───── Recorded information ─────

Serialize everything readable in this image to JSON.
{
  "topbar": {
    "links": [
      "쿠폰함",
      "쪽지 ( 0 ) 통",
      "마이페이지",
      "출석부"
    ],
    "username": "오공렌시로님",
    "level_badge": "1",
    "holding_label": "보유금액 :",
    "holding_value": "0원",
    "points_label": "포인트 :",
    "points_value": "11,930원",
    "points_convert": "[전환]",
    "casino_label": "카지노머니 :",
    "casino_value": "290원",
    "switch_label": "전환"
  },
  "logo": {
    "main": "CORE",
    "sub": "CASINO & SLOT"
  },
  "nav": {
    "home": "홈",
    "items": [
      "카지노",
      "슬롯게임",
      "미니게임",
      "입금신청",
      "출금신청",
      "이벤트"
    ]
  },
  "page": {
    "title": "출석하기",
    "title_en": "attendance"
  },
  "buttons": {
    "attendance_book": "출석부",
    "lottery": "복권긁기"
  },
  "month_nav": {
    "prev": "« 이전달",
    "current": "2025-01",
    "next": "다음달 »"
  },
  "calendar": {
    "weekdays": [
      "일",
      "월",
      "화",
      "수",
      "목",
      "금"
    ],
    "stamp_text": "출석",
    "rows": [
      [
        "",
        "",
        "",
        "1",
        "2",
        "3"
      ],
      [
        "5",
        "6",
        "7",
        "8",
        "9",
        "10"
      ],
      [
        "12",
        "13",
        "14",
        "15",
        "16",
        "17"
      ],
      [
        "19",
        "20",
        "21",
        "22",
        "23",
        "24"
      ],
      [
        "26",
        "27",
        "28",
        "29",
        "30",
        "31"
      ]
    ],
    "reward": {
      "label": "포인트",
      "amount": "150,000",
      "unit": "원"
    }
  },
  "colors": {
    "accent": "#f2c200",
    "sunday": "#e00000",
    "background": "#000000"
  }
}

─────

> **Request**
From the first line to the last, please quote the material above exactly.

> **Answer for this exercise**
Serialize everything readable in this image to JSON.
{
  "topbar": {
    "links": [
      "쿠폰함",
      "쪽지 ( 0 ) 통",
      "마이페이지",
      "출석부"
    ],
    "username": "오공렌시로님",
    "level_badge": "1",
    "holding_label": "보유금액 :",
    "holding_value": "0원",
    "points_label": "포인트 :",
    "points_value": "11,930원",
    "points_convert": "[전환]",
    "casino_label": "카지노머니 :",
    "casino_value": "290원",
    "switch_label": "전환"
  },
  "logo": {
    "main": "CORE",
    "sub": "CASINO & SLOT"
  },
  "nav": {
    "home": "홈",
    "items": [
      "카지노",
      "슬롯게임",
      "미니게임",
      "입금신청",
      "출금신청",
      "이벤트"
    ]
  },
  "page": {
    "title": "출석하기",
    "title_en": "attendance"
  },
  "buttons": {
    "attendance_book": "출석부",
    "lottery": "복권긁기"
  },
  "month_nav": {
    "prev": "« 이전달",
    "current": "2025-01",
    "next": "다음달 »"
  },
  "calendar": {
    "weekdays": [
      "일",
      "월",
      "화",
      "수",
      "목",
      "금"
    ],
    "stamp_text": "출석",
    "rows": [
      [
        "",
        "",
        "",
        "1",
        "2",
        "3"
      ],
      [
        "5",
        "6",
        "7",
        "8",
        "9",
        "10"
      ],
      [
        "12",
        "13",
        "14",
        "15",
        "16",
        "17"
      ],
      [
        "19",
        "20",
        "21",
        "22",
        "23",
        "24"
      ],
      [
        "26",
        "27",
        "28",
        "29",
        "30",
        "31"
      ]
    ],
    "reward": {
      "label": "포인트",
      "amount": "150,000",
      "unit": "원"
    }
  },
  "colors": {
    "accent": "#f2c200",
    "sunday": "#e00000",
    "background": "#000000"
  }
}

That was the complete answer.